== Information supplied ==
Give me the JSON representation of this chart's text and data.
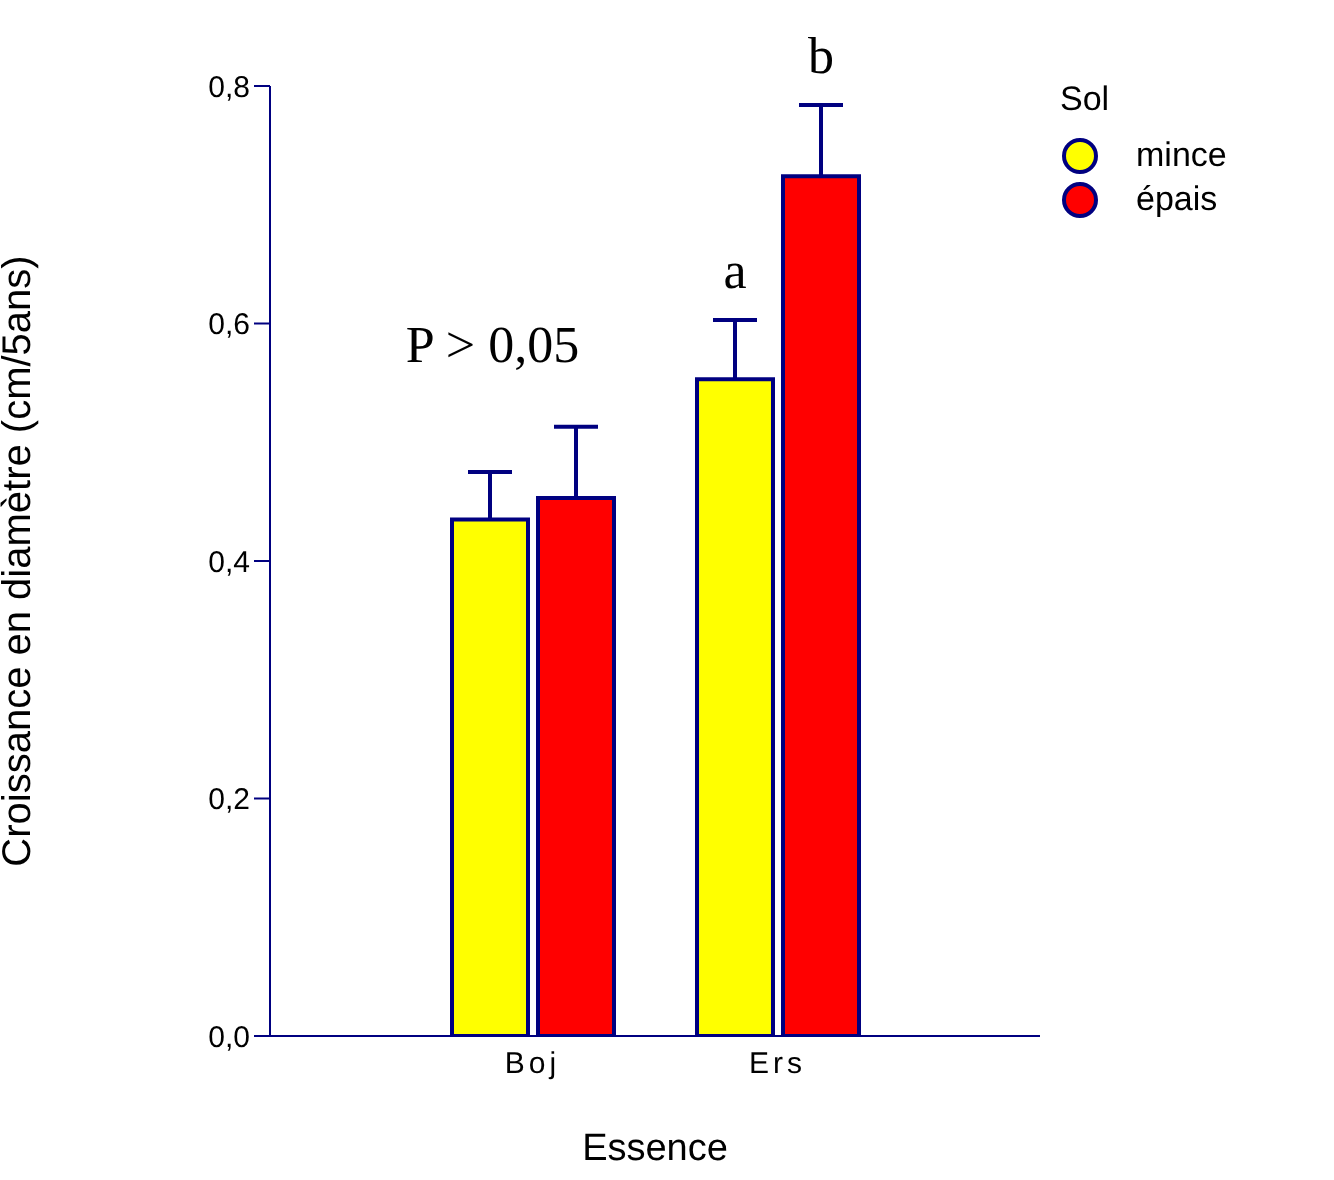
{
  "chart_data": {
    "type": "bar",
    "xlabel": "Essence",
    "ylabel": "Croissance en diamètre (cm/5ans)",
    "legend_title": "Sol",
    "categories": [
      "Boj",
      "Ers"
    ],
    "series": [
      {
        "name": "mince",
        "color": "#ffff00",
        "values": [
          0.435,
          0.553
        ],
        "errors": [
          [
            0.435,
            0.475
          ],
          [
            0.553,
            0.603
          ]
        ],
        "value_labels": [
          null,
          "a"
        ]
      },
      {
        "name": "épais",
        "color": "#ff0000",
        "values": [
          0.453,
          0.724
        ],
        "errors": [
          [
            0.453,
            0.513
          ],
          [
            0.724,
            0.784
          ]
        ],
        "value_labels": [
          null,
          "b"
        ]
      }
    ],
    "annotations": [
      "P > 0,05"
    ],
    "ylim": [
      0,
      0.8
    ],
    "yticks": [
      {
        "value": 0,
        "label": "0,0"
      },
      {
        "value": 0.2,
        "label": "0,2"
      },
      {
        "value": 0.4,
        "label": "0,4"
      },
      {
        "value": 0.6,
        "label": "0,6"
      },
      {
        "value": 0.8,
        "label": "0,8"
      }
    ],
    "grid": false,
    "legend": "top right"
  }
}
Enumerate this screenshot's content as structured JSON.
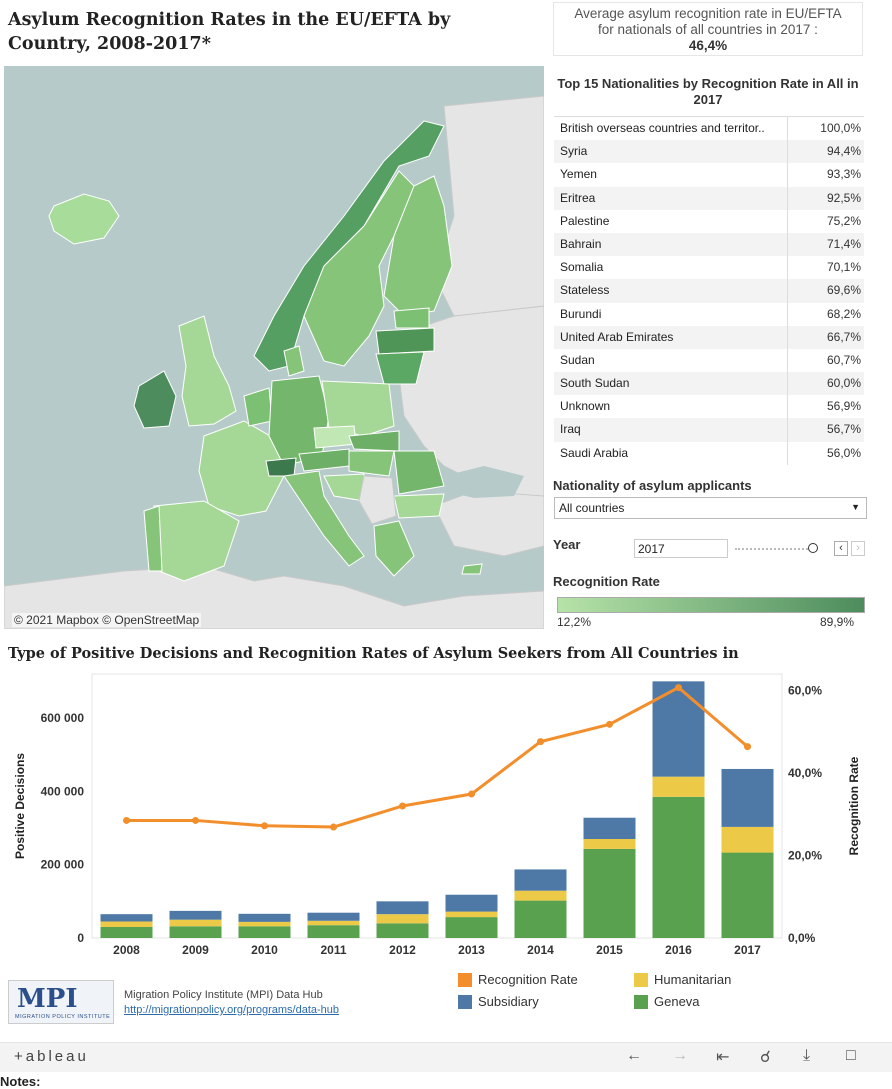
{
  "header": {
    "title": "Asylum Recognition Rates in the EU/EFTA by Country, 2008-2017*",
    "avg_line1": "Average asylum recognition rate in EU/EFTA",
    "avg_line2": "for nationals of all countries in 2017 :",
    "avg_value": "46,4%"
  },
  "map": {
    "attribution": "© 2021 Mapbox © OpenStreetMap",
    "colors": {
      "water": "#b6cbc9",
      "land_nodata": "#e5e5e5",
      "low": "#b6e3a8",
      "high": "#4d8c5d"
    }
  },
  "top15": {
    "title": "Top 15 Nationalities by Recognition Rate in All in 2017",
    "rows": [
      {
        "name": "British overseas countries and territor..",
        "value": "100,0%"
      },
      {
        "name": "Syria",
        "value": "94,4%"
      },
      {
        "name": "Yemen",
        "value": "93,3%"
      },
      {
        "name": "Eritrea",
        "value": "92,5%"
      },
      {
        "name": "Palestine",
        "value": "75,2%"
      },
      {
        "name": "Bahrain",
        "value": "71,4%"
      },
      {
        "name": "Somalia",
        "value": "70,1%"
      },
      {
        "name": "Stateless",
        "value": "69,6%"
      },
      {
        "name": "Burundi",
        "value": "68,2%"
      },
      {
        "name": "United Arab Emirates",
        "value": "66,7%"
      },
      {
        "name": "Sudan",
        "value": "60,7%"
      },
      {
        "name": "South Sudan",
        "value": "60,0%"
      },
      {
        "name": "Unknown",
        "value": "56,9%"
      },
      {
        "name": "Iraq",
        "value": "56,7%"
      },
      {
        "name": "Saudi Arabia",
        "value": "56,0%"
      }
    ]
  },
  "filters": {
    "nationality_label": "Nationality of asylum applicants",
    "nationality_value": "All countries",
    "year_label": "Year",
    "year_value": "2017",
    "rr_label": "Recognition Rate",
    "rr_min": "12,2%",
    "rr_max": "89,9%"
  },
  "chart_title": "Type of Positive Decisions and Recognition Rates of Asylum Seekers from All Countries in",
  "chart_data": {
    "type": "bar",
    "categories": [
      "2008",
      "2009",
      "2010",
      "2011",
      "2012",
      "2013",
      "2014",
      "2015",
      "2016",
      "2017"
    ],
    "series": [
      {
        "name": "Geneva",
        "color": "#59a14f",
        "values": [
          30000,
          32000,
          32000,
          35000,
          40000,
          57000,
          102000,
          243000,
          385000,
          233000
        ]
      },
      {
        "name": "Humanitarian",
        "color": "#edc948",
        "values": [
          15000,
          18000,
          12000,
          12000,
          25000,
          15000,
          27000,
          27000,
          55000,
          70000
        ]
      },
      {
        "name": "Subsidiary",
        "color": "#4e79a7",
        "values": [
          20000,
          24000,
          22000,
          22000,
          35000,
          46000,
          58000,
          58000,
          260000,
          158000
        ]
      },
      {
        "name": "Recognition Rate",
        "color": "#f28e2b",
        "type": "line",
        "axis": "right",
        "values": [
          28.5,
          28.5,
          27.2,
          26.9,
          32,
          34.9,
          47.6,
          51.8,
          60.7,
          46.4
        ]
      }
    ],
    "ylabel": "Positive Decisions",
    "y2label": "Recognition Rate",
    "ylim": [
      0,
      720000
    ],
    "y2lim": [
      0,
      64
    ],
    "yticks": [
      "0",
      "200 000",
      "400 000",
      "600 000"
    ],
    "y2ticks": [
      "0,0%",
      "20,0%",
      "40,0%",
      "60,0%"
    ]
  },
  "legend": {
    "items": [
      {
        "label": "Recognition Rate",
        "color": "#f28e2b"
      },
      {
        "label": "Humanitarian",
        "color": "#edc948"
      },
      {
        "label": "Subsidiary",
        "color": "#4e79a7"
      },
      {
        "label": "Geneva",
        "color": "#59a14f"
      }
    ]
  },
  "footer": {
    "mpi_logo": "MPI",
    "mpi_logo_sub": "MIGRATION POLICY INSTITUTE",
    "mpi_name": "Migration Policy Institute (MPI) Data Hub",
    "mpi_link": "http://migrationpolicy.org/programs/data-hub",
    "tableau": "+ableau",
    "notes": "Notes:"
  }
}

== Instruction ==
Copy each line above that contains the string "EFTA".

== Full output ==
    "title": "Asylum Recognition Rates in the EU/EFTA by Country, 2008-2017*",
    "avg_line1": "Average asylum recognition rate in EU/EFTA",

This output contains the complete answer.